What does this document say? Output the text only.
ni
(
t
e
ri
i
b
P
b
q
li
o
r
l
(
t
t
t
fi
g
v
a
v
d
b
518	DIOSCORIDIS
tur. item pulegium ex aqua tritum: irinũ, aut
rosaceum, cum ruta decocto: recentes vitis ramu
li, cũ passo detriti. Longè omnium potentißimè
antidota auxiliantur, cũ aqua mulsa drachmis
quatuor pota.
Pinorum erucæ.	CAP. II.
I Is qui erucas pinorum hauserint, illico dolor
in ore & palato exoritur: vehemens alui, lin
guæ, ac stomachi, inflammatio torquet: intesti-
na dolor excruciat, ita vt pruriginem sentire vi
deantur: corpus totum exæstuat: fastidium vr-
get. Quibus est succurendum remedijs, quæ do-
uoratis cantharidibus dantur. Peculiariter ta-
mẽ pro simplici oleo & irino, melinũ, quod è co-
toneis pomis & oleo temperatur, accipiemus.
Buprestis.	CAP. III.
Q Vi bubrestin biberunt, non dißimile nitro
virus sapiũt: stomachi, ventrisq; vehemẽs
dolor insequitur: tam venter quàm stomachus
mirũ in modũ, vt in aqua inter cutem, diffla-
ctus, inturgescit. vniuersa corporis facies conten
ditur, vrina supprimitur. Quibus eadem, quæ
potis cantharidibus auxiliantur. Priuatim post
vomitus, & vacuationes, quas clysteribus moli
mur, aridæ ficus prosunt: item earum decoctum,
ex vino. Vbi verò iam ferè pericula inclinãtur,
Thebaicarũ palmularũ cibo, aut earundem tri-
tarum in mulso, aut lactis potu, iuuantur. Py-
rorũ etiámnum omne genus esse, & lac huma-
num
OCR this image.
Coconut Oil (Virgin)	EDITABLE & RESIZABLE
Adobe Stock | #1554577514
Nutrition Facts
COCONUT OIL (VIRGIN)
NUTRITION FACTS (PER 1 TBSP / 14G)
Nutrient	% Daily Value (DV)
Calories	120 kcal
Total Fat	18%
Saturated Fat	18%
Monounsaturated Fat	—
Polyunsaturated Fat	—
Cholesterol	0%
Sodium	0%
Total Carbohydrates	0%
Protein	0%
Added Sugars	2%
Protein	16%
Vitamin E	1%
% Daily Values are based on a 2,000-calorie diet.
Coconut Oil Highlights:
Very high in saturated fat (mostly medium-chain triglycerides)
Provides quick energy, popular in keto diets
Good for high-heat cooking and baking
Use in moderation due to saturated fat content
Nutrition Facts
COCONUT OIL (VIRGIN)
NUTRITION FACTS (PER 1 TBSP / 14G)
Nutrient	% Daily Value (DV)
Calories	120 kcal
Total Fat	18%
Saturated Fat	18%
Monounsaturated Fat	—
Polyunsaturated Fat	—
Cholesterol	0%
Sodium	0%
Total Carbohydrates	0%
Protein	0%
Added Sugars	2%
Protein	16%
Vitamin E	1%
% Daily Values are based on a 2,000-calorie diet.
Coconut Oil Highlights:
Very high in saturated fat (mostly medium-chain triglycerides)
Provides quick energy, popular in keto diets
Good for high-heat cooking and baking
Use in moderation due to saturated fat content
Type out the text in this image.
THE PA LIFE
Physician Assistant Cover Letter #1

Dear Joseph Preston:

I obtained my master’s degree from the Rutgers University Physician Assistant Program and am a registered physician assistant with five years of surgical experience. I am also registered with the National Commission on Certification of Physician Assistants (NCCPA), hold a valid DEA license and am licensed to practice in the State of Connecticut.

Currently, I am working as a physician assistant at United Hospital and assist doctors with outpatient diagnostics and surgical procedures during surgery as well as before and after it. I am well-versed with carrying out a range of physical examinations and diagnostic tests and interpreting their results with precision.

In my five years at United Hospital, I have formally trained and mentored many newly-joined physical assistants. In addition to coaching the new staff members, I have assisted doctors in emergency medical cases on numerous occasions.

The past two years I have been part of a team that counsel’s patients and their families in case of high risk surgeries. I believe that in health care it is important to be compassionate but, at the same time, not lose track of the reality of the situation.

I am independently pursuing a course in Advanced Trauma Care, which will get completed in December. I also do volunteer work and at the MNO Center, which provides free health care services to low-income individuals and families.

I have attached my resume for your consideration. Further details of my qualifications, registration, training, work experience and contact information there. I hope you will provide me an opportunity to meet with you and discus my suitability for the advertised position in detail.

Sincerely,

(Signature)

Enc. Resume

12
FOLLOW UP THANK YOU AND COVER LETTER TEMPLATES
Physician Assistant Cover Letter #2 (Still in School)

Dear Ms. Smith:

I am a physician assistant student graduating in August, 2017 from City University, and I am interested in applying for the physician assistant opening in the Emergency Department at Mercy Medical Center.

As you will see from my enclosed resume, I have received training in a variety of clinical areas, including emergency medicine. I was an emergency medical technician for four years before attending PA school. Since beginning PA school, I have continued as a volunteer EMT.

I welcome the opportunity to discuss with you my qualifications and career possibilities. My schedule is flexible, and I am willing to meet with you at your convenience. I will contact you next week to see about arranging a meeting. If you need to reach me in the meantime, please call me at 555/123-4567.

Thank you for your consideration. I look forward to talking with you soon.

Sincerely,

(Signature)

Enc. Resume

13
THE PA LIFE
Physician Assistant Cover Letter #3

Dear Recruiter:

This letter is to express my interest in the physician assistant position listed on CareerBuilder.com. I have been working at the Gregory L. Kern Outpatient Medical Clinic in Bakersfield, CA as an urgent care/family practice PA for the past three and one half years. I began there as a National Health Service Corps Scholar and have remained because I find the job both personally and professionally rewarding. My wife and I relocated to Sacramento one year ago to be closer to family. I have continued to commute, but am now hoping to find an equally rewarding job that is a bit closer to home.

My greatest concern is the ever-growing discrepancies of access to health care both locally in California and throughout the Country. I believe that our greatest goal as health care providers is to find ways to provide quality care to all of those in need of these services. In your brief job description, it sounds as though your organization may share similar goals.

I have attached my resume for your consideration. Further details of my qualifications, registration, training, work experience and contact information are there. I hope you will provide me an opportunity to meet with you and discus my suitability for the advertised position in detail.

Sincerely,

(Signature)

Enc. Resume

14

# Task statement:
The full listing above should be reproduced exactly.

# Answer area:
What does this document say? Output the text only.
ni
(
t
e
ri
i
b
P
b
q
li
o
r
l
(
t
t
t
fi
g
v
a
v
d
b
518	DIOSCORIDIS
tur. item pulegium ex aqua tritum: irinũ, aut
rosaceum, cum ruta decocto: recentes vitis ramu
li, cũ passo detriti. Longè omnium potentißimè
antidota auxiliantur, cũ aqua mulsa drachmis
quatuor pota.
Pinorum erucæ.	CAP. II.
I Is qui erucas pinorum hauserint, illico dolor
in ore & palato exoritur: vehemens alui, lin
guæ, ac stomachi, inflammatio torquet: intesti-
na dolor excruciat, ita vt pruriginem sentire vi
deantur: corpus totum exæstuat: fastidium vr-
get. Quibus est succurendum remedijs, quæ do-
uoratis cantharidibus dantur. Peculiariter ta-
mẽ pro simplici oleo & irino, melinũ, quod è co-
toneis pomis & oleo temperatur, accipiemus.
Buprestis.	CAP. III.
Q Vi bubrestin biberunt, non dißimile nitro
virus sapiũt: stomachi, ventrisq; vehemẽs
dolor insequitur: tam venter quàm stomachus
mirũ in modũ, vt in aqua inter cutem, diffla-
ctus, inturgescit. vniuersa corporis facies conten
ditur, vrina supprimitur. Quibus eadem, quæ
potis cantharidibus auxiliantur. Priuatim post
vomitus, & vacuationes, quas clysteribus moli
mur, aridæ ficus prosunt: item earum decoctum,
ex vino. Vbi verò iam ferè pericula inclinãtur,
Thebaicarũ palmularũ cibo, aut earundem tri-
tarum in mulso, aut lactis potu, iuuantur. Py-
rorũ etiámnum omne genus esse, & lac huma-
num
OCR this image.
Coconut Oil (Virgin)	EDITABLE & RESIZABLE
Adobe Stock | #1554577514
Nutrition Facts
COCONUT OIL (VIRGIN)
NUTRITION FACTS (PER 1 TBSP / 14G)
Nutrient	% Daily Value (DV)
Calories	120 kcal
Total Fat	18%
Saturated Fat	18%
Monounsaturated Fat	—
Polyunsaturated Fat	—
Cholesterol	0%
Sodium	0%
Total Carbohydrates	0%
Protein	0%
Added Sugars	2%
Protein	16%
Vitamin E	1%
% Daily Values are based on a 2,000-calorie diet.
Coconut Oil Highlights:
Very high in saturated fat (mostly medium-chain triglycerides)
Provides quick energy, popular in keto diets
Good for high-heat cooking and baking
Use in moderation due to saturated fat content
Nutrition Facts
COCONUT OIL (VIRGIN)
NUTRITION FACTS (PER 1 TBSP / 14G)
Nutrient	% Daily Value (DV)
Calories	120 kcal
Total Fat	18%
Saturated Fat	18%
Monounsaturated Fat	—
Polyunsaturated Fat	—
Cholesterol	0%
Sodium	0%
Total Carbohydrates	0%
Protein	0%
Added Sugars	2%
Protein	16%
Vitamin E	1%
% Daily Values are based on a 2,000-calorie diet.
Coconut Oil Highlights:
Very high in saturated fat (mostly medium-chain triglycerides)
Provides quick energy, popular in keto diets
Good for high-heat cooking and baking
Use in moderation due to saturated fat content
Type out the text in this image.
THE PA LIFE
Physician Assistant Cover Letter #1

Dear Joseph Preston:

I obtained my master’s degree from the Rutgers University Physician Assistant Program and am a registered physician assistant with five years of surgical experience. I am also registered with the National Commission on Certification of Physician Assistants (NCCPA), hold a valid DEA license and am licensed to practice in the State of Connecticut.

Currently, I am working as a physician assistant at United Hospital and assist doctors with outpatient diagnostics and surgical procedures during surgery as well as before and after it. I am well-versed with carrying out a range of physical examinations and diagnostic tests and interpreting their results with precision.

In my five years at United Hospital, I have formally trained and mentored many newly-joined physical assistants. In addition to coaching the new staff members, I have assisted doctors in emergency medical cases on numerous occasions.

The past two years I have been part of a team that counsel’s patients and their families in case of high risk surgeries. I believe that in health care it is important to be compassionate but, at the same time, not lose track of the reality of the situation.

I am independently pursuing a course in Advanced Trauma Care, which will get completed in December. I also do volunteer work and at the MNO Center, which provides free health care services to low-income individuals and families.

I have attached my resume for your consideration. Further details of my qualifications, registration, training, work experience and contact information there. I hope you will provide me an opportunity to meet with you and discus my suitability for the advertised position in detail.

Sincerely,

(Signature)

Enc. Resume

12
FOLLOW UP THANK YOU AND COVER LETTER TEMPLATES
Physician Assistant Cover Letter #2 (Still in School)

Dear Ms. Smith:

I am a physician assistant student graduating in August, 2017 from City University, and I am interested in applying for the physician assistant opening in the Emergency Department at Mercy Medical Center.

As you will see from my enclosed resume, I have received training in a variety of clinical areas, including emergency medicine. I was an emergency medical technician for four years before attending PA school. Since beginning PA school, I have continued as a volunteer EMT.

I welcome the opportunity to discuss with you my qualifications and career possibilities. My schedule is flexible, and I am willing to meet with you at your convenience. I will contact you next week to see about arranging a meeting. If you need to reach me in the meantime, please call me at 555/123-4567.

Thank you for your consideration. I look forward to talking with you soon.

Sincerely,

(Signature)

Enc. Resume

13
THE PA LIFE
Physician Assistant Cover Letter #3

Dear Recruiter:

This letter is to express my interest in the physician assistant position listed on CareerBuilder.com. I have been working at the Gregory L. Kern Outpatient Medical Clinic in Bakersfield, CA as an urgent care/family practice PA for the past three and one half years. I began there as a National Health Service Corps Scholar and have remained because I find the job both personally and professionally rewarding. My wife and I relocated to Sacramento one year ago to be closer to family. I have continued to commute, but am now hoping to find an equally rewarding job that is a bit closer to home.

My greatest concern is the ever-growing discrepancies of access to health care both locally in California and throughout the Country. I believe that our greatest goal as health care providers is to find ways to provide quality care to all of those in need of these services. In your brief job description, it sounds as though your organization may share similar goals.

I have attached my resume for your consideration. Further details of my qualifications, registration, training, work experience and contact information are there. I hope you will provide me an opportunity to meet with you and discus my suitability for the advertised position in detail.

Sincerely,

(Signature)

Enc. Resume

14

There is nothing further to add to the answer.